Rows from a figure dataset:
▬▬▬

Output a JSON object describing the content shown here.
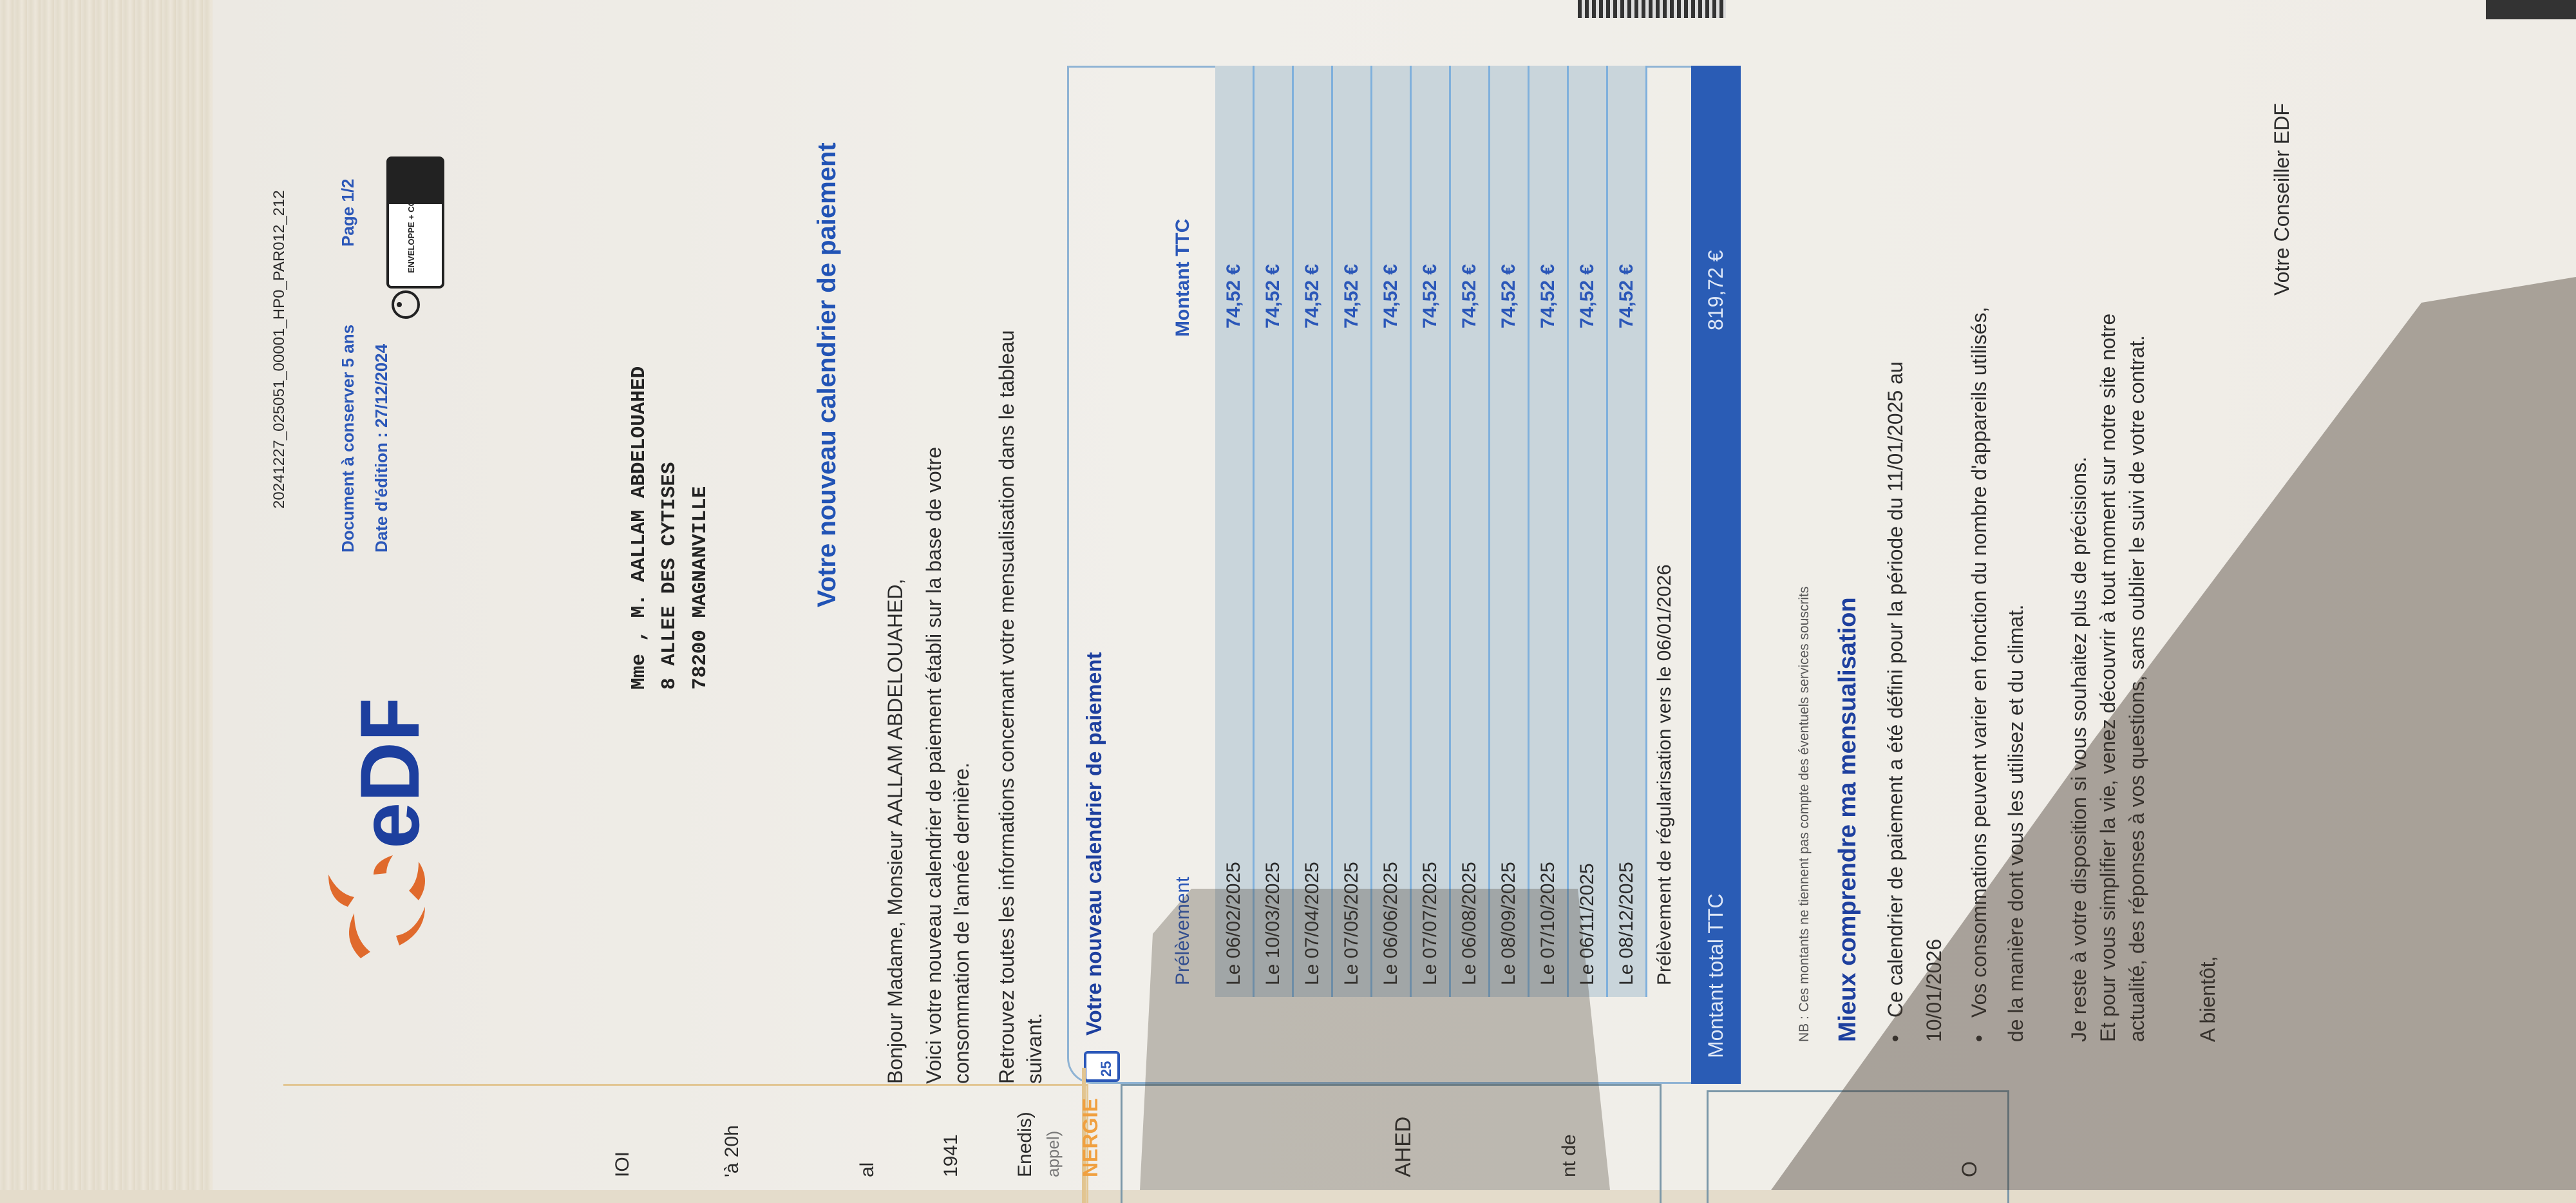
{
  "header": {
    "reference": "20241227_025051_00001_HP0_PAR012_212",
    "keep_notice": "Document à conserver 5 ans",
    "page": "Page 1/2",
    "edition_date": "Date d'édition : 27/12/2024",
    "logo_text": "eDF",
    "envelope_badge": "ENVELOPPE + COURRIER"
  },
  "recipient": {
    "name": "Mme , M. AALLAM ABDELOUAHED",
    "street": "8 ALLEE DES CYTISES",
    "city": "78200 MAGNANVILLE"
  },
  "letter": {
    "title": "Votre nouveau calendrier de paiement",
    "greeting": "Bonjour Madame, Monsieur AALLAM ABDELOUAHED,",
    "intro_line1": "Voici votre nouveau calendrier de paiement établi sur la base de votre",
    "intro_line2": "consommation de l'année dernière.",
    "find_line1": "Retrouvez toutes les informations concernant votre mensualisation dans le tableau",
    "find_line2": "suivant."
  },
  "schedule": {
    "title": "Votre nouveau calendrier de paiement",
    "calendar_icon_day": "25",
    "col_date": "Prélèvement",
    "col_amount": "Montant TTC",
    "rows": [
      {
        "date": "Le 06/02/2025",
        "amount": "74,52 €"
      },
      {
        "date": "Le 10/03/2025",
        "amount": "74,52 €"
      },
      {
        "date": "Le 07/04/2025",
        "amount": "74,52 €"
      },
      {
        "date": "Le 07/05/2025",
        "amount": "74,52 €"
      },
      {
        "date": "Le 06/06/2025",
        "amount": "74,52 €"
      },
      {
        "date": "Le 07/07/2025",
        "amount": "74,52 €"
      },
      {
        "date": "Le 06/08/2025",
        "amount": "74,52 €"
      },
      {
        "date": "Le 08/09/2025",
        "amount": "74,52 €"
      },
      {
        "date": "Le 07/10/2025",
        "amount": "74,52 €"
      },
      {
        "date": "Le 06/11/2025",
        "amount": "74,52 €"
      },
      {
        "date": "Le 08/12/2025",
        "amount": "74,52 €"
      }
    ],
    "regularisation": "Prélèvement de régularisation vers le 06/01/2026",
    "total_label": "Montant total TTC",
    "total_value": "819,72 €",
    "note": "NB : Ces montants ne tiennent pas compte des éventuels services souscrits"
  },
  "explain": {
    "title": "Mieux comprendre ma mensualisation",
    "bullet1_line1": "Ce calendrier de paiement a été défini pour la période du 11/01/2025 au",
    "bullet1_line2": "10/01/2026",
    "bullet2_line1": "Vos consommations peuvent varier en fonction du nombre d'appareils utilisés,",
    "bullet2_line2": "de la manière dont vous les utilisez et du climat.",
    "closing_line1": "Je reste à votre disposition si vous souhaitez plus de précisions.",
    "closing_line2": "Et pour vous simplifier la vie, venez découvrir à tout moment sur notre site notre",
    "closing_line3": "actualité, des réponses à vos questions, sans oublier le suivi de votre contrat.",
    "bye": "A bientôt,",
    "signature": "Votre Conseiller EDF"
  },
  "side_panel": {
    "frag1": "IOI",
    "frag2": "'à 20h",
    "frag3": "al",
    "frag4": "1941",
    "frag5": "Enedis)",
    "frag6": "appel)",
    "frag7": "NERGIE",
    "frag8": "AHED",
    "frag9": "nt de",
    "frag10": "O"
  },
  "colors": {
    "edf_blue": "#2b57b8",
    "edf_orange": "#e06a2c",
    "total_bar": "#2a5cb5",
    "row_fill": "#c9d5db"
  }
}
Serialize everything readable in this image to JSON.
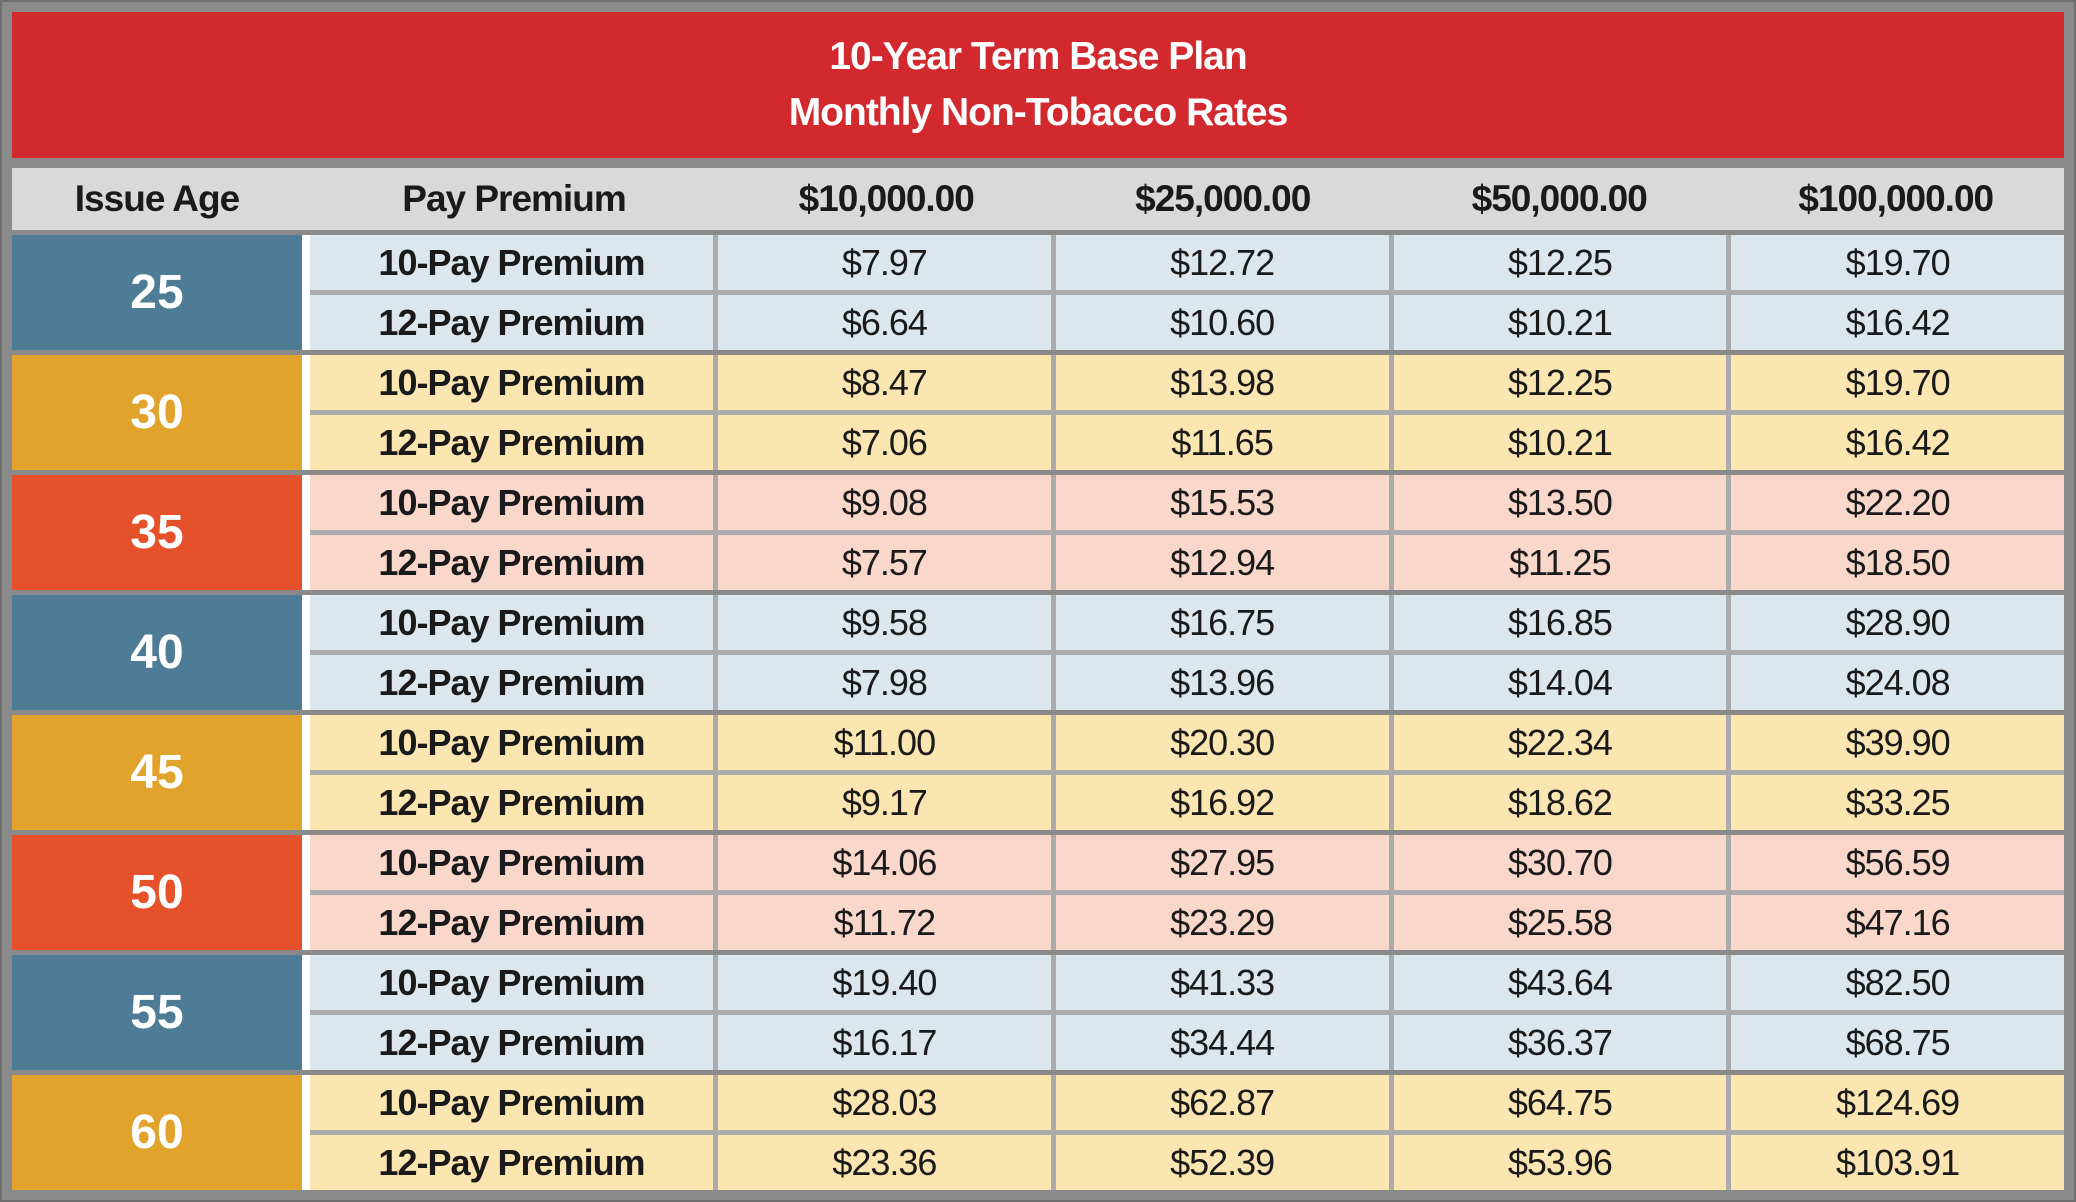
{
  "title": {
    "line1": "10-Year Term Base Plan",
    "line2": "Monthly Non-Tobacco Rates"
  },
  "columns": [
    "Issue Age",
    "Pay Premium",
    "$10,000.00",
    "$25,000.00",
    "$50,000.00",
    "$100,000.00"
  ],
  "colors": {
    "banner_red": "#d2292e",
    "header_gray": "#d9d9d9",
    "frame_gray": "#8a8a8a",
    "grid_gray": "#ababab",
    "steel_blue": "#4e7c96",
    "gold": "#e2a32d",
    "orange_red": "#e5512b",
    "tint_blue": "#dbe7ec",
    "tint_gold": "#fbe5b1",
    "tint_pink": "#fad7cb",
    "text_dark": "#1a1a1a",
    "white": "#ffffff"
  },
  "blocks": [
    {
      "age": "25",
      "rows": [
        {
          "label": "10-Pay Premium",
          "values": [
            "$7.97",
            "$12.72",
            "$12.25",
            "$19.70"
          ]
        },
        {
          "label": "12-Pay Premium",
          "values": [
            "$6.64",
            "$10.60",
            "$10.21",
            "$16.42"
          ]
        }
      ]
    },
    {
      "age": "30",
      "rows": [
        {
          "label": "10-Pay Premium",
          "values": [
            "$8.47",
            "$13.98",
            "$12.25",
            "$19.70"
          ]
        },
        {
          "label": "12-Pay Premium",
          "values": [
            "$7.06",
            "$11.65",
            "$10.21",
            "$16.42"
          ]
        }
      ]
    },
    {
      "age": "35",
      "rows": [
        {
          "label": "10-Pay Premium",
          "values": [
            "$9.08",
            "$15.53",
            "$13.50",
            "$22.20"
          ]
        },
        {
          "label": "12-Pay Premium",
          "values": [
            "$7.57",
            "$12.94",
            "$11.25",
            "$18.50"
          ]
        }
      ]
    },
    {
      "age": "40",
      "rows": [
        {
          "label": "10-Pay Premium",
          "values": [
            "$9.58",
            "$16.75",
            "$16.85",
            "$28.90"
          ]
        },
        {
          "label": "12-Pay Premium",
          "values": [
            "$7.98",
            "$13.96",
            "$14.04",
            "$24.08"
          ]
        }
      ]
    },
    {
      "age": "45",
      "rows": [
        {
          "label": "10-Pay Premium",
          "values": [
            "$11.00",
            "$20.30",
            "$22.34",
            "$39.90"
          ]
        },
        {
          "label": "12-Pay Premium",
          "values": [
            "$9.17",
            "$16.92",
            "$18.62",
            "$33.25"
          ]
        }
      ]
    },
    {
      "age": "50",
      "rows": [
        {
          "label": "10-Pay Premium",
          "values": [
            "$14.06",
            "$27.95",
            "$30.70",
            "$56.59"
          ]
        },
        {
          "label": "12-Pay Premium",
          "values": [
            "$11.72",
            "$23.29",
            "$25.58",
            "$47.16"
          ]
        }
      ]
    },
    {
      "age": "55",
      "rows": [
        {
          "label": "10-Pay Premium",
          "values": [
            "$19.40",
            "$41.33",
            "$43.64",
            "$82.50"
          ]
        },
        {
          "label": "12-Pay Premium",
          "values": [
            "$16.17",
            "$34.44",
            "$36.37",
            "$68.75"
          ]
        }
      ]
    },
    {
      "age": "60",
      "rows": [
        {
          "label": "10-Pay Premium",
          "values": [
            "$28.03",
            "$62.87",
            "$64.75",
            "$124.69"
          ]
        },
        {
          "label": "12-Pay Premium",
          "values": [
            "$23.36",
            "$52.39",
            "$53.96",
            "$103.91"
          ]
        }
      ]
    }
  ],
  "chart_data": {
    "type": "table",
    "title": "10-Year Term Base Plan — Monthly Non-Tobacco Rates",
    "columns": [
      "Issue Age",
      "Pay Premium",
      "$10,000.00",
      "$25,000.00",
      "$50,000.00",
      "$100,000.00"
    ],
    "rows": [
      [
        25,
        "10-Pay Premium",
        7.97,
        12.72,
        12.25,
        19.7
      ],
      [
        25,
        "12-Pay Premium",
        6.64,
        10.6,
        10.21,
        16.42
      ],
      [
        30,
        "10-Pay Premium",
        8.47,
        13.98,
        12.25,
        19.7
      ],
      [
        30,
        "12-Pay Premium",
        7.06,
        11.65,
        10.21,
        16.42
      ],
      [
        35,
        "10-Pay Premium",
        9.08,
        15.53,
        13.5,
        22.2
      ],
      [
        35,
        "12-Pay Premium",
        7.57,
        12.94,
        11.25,
        18.5
      ],
      [
        40,
        "10-Pay Premium",
        9.58,
        16.75,
        16.85,
        28.9
      ],
      [
        40,
        "12-Pay Premium",
        7.98,
        13.96,
        14.04,
        24.08
      ],
      [
        45,
        "10-Pay Premium",
        11.0,
        20.3,
        22.34,
        39.9
      ],
      [
        45,
        "12-Pay Premium",
        9.17,
        16.92,
        18.62,
        33.25
      ],
      [
        50,
        "10-Pay Premium",
        14.06,
        27.95,
        30.7,
        56.59
      ],
      [
        50,
        "12-Pay Premium",
        11.72,
        23.29,
        25.58,
        47.16
      ],
      [
        55,
        "10-Pay Premium",
        19.4,
        41.33,
        43.64,
        82.5
      ],
      [
        55,
        "12-Pay Premium",
        16.17,
        34.44,
        36.37,
        68.75
      ],
      [
        60,
        "10-Pay Premium",
        28.03,
        62.87,
        64.75,
        124.69
      ],
      [
        60,
        "12-Pay Premium",
        23.36,
        52.39,
        53.96,
        103.91
      ]
    ]
  }
}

▬▬▬

- _Task directions_: Your reply is one number: how many lines of the records above contain the word "AALLAM".

- _Final result_: 2